Data for this exercise:
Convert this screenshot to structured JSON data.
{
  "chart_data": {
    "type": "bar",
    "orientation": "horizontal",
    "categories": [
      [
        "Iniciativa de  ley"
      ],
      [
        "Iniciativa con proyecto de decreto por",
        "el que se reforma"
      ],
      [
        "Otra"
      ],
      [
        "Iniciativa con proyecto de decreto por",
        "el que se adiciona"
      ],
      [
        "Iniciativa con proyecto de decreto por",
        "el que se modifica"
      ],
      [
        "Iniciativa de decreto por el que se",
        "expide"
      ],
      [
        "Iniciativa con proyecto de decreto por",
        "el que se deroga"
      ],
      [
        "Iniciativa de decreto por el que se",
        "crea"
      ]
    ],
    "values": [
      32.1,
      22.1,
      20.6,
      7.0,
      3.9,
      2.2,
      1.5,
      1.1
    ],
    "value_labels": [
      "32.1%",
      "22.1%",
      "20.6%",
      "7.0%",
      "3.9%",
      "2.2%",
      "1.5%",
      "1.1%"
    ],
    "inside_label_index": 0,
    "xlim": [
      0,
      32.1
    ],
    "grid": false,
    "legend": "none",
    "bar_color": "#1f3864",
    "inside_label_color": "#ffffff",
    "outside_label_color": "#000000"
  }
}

...

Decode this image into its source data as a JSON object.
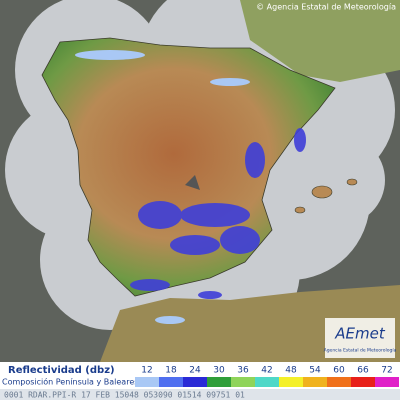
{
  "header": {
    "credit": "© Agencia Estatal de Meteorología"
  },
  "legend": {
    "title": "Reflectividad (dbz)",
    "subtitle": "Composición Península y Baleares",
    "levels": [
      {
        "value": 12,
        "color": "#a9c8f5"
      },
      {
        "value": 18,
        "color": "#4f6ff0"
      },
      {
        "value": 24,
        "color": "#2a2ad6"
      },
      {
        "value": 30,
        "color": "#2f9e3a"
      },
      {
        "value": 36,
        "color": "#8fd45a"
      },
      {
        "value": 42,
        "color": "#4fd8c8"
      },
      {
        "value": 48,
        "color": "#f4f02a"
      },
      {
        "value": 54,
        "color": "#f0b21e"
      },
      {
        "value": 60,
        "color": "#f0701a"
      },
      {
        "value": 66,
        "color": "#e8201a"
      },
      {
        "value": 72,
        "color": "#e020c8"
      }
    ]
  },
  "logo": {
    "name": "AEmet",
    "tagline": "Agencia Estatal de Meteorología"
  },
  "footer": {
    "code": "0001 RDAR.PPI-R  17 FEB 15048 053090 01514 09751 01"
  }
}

--

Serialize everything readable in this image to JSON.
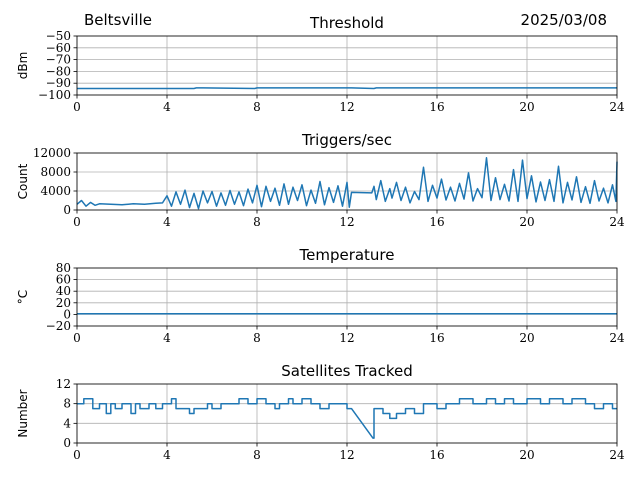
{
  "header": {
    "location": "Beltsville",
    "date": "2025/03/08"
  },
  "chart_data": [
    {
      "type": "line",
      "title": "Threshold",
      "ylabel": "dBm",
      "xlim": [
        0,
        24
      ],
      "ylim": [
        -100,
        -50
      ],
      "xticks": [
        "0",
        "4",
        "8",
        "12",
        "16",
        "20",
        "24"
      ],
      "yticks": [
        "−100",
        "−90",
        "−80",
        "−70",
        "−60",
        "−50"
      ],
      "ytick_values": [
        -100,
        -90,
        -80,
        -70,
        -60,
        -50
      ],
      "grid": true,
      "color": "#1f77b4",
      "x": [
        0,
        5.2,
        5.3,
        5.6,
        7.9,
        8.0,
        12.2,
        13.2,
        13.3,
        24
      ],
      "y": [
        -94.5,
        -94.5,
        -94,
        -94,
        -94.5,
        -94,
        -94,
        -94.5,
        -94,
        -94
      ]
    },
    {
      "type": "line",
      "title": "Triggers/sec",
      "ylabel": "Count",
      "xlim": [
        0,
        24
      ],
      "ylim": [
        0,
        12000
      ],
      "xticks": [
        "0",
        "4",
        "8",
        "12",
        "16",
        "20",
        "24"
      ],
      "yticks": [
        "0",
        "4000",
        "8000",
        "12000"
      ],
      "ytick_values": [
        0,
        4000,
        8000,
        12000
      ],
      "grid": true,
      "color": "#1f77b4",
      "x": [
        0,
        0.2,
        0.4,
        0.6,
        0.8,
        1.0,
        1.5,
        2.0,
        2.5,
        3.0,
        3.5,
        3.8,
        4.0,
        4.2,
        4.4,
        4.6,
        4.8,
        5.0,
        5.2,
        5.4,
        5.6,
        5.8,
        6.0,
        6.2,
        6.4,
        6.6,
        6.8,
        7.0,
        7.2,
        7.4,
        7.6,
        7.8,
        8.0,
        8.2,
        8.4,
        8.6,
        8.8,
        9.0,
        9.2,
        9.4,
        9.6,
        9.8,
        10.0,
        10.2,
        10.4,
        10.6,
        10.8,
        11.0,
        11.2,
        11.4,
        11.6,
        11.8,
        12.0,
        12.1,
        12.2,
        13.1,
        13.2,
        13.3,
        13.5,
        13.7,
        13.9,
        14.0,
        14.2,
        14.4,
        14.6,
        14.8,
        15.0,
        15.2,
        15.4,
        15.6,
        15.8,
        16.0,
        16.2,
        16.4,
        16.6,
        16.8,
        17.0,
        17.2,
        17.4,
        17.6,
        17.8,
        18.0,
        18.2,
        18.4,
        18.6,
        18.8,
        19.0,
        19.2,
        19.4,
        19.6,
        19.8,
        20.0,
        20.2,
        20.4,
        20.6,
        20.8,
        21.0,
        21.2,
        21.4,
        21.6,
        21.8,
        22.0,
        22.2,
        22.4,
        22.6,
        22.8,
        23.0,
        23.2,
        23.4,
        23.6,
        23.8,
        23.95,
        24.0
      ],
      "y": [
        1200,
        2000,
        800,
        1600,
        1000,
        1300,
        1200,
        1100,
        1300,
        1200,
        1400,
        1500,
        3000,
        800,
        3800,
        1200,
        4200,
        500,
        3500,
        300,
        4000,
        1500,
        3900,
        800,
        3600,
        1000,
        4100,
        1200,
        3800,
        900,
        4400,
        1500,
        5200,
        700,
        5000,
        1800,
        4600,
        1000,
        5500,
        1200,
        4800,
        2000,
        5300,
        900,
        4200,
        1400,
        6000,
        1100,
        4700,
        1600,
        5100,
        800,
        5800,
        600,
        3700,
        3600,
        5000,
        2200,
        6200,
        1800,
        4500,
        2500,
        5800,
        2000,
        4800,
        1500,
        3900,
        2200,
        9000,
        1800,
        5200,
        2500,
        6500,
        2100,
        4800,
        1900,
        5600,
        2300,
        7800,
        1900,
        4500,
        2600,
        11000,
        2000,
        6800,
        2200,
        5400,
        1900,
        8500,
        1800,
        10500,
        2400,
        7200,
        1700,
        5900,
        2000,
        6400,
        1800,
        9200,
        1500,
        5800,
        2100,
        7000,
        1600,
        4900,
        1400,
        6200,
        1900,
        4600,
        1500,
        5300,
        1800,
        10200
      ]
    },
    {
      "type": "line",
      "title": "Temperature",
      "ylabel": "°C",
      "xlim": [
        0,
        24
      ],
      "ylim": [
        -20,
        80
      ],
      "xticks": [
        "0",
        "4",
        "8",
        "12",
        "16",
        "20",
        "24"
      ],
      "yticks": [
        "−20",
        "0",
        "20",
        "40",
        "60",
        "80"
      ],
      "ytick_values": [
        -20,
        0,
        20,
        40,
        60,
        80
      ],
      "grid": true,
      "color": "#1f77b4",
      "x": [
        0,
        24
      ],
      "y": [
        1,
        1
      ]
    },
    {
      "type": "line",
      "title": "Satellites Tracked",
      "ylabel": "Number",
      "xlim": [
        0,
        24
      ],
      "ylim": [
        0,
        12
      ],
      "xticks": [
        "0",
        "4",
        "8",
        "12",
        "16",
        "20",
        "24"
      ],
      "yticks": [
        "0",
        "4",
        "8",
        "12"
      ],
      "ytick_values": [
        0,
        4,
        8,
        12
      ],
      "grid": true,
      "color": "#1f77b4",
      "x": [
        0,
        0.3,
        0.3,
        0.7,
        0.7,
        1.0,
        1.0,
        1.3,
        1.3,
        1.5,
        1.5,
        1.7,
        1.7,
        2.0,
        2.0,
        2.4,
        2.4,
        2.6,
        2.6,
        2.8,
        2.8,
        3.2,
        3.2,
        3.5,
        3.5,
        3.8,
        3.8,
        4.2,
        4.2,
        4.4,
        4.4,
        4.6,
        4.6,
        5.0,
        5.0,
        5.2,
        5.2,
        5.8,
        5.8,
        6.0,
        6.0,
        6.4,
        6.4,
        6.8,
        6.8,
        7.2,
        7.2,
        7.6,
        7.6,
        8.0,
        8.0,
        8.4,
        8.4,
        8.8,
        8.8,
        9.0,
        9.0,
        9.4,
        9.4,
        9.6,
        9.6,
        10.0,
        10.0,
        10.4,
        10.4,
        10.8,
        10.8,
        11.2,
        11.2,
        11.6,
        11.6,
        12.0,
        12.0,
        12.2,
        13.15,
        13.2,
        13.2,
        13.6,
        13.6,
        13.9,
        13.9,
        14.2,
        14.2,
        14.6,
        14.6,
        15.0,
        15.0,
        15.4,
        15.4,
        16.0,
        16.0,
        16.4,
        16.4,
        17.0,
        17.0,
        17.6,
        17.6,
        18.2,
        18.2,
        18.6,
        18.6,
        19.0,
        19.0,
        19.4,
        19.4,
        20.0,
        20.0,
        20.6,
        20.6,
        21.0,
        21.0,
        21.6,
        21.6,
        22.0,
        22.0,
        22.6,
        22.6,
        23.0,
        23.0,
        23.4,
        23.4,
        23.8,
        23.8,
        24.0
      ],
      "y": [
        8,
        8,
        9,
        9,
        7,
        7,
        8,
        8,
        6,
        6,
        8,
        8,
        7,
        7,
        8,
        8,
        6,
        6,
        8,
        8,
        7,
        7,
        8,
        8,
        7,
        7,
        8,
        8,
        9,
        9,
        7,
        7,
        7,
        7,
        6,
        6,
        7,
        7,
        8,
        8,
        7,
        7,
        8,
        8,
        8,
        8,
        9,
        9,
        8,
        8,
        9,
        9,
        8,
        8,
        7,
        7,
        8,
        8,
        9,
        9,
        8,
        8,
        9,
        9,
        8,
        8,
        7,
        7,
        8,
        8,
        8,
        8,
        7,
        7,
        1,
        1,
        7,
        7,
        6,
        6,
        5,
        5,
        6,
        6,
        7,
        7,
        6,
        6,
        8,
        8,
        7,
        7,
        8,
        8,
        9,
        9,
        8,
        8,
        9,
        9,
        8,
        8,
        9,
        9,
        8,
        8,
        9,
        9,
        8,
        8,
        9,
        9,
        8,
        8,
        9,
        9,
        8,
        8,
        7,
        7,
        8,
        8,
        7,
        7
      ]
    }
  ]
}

What you have to do:
Establish how many lines of the material above hold the word "JSON". Nothing but the count should be returned.

Answer for the task:
3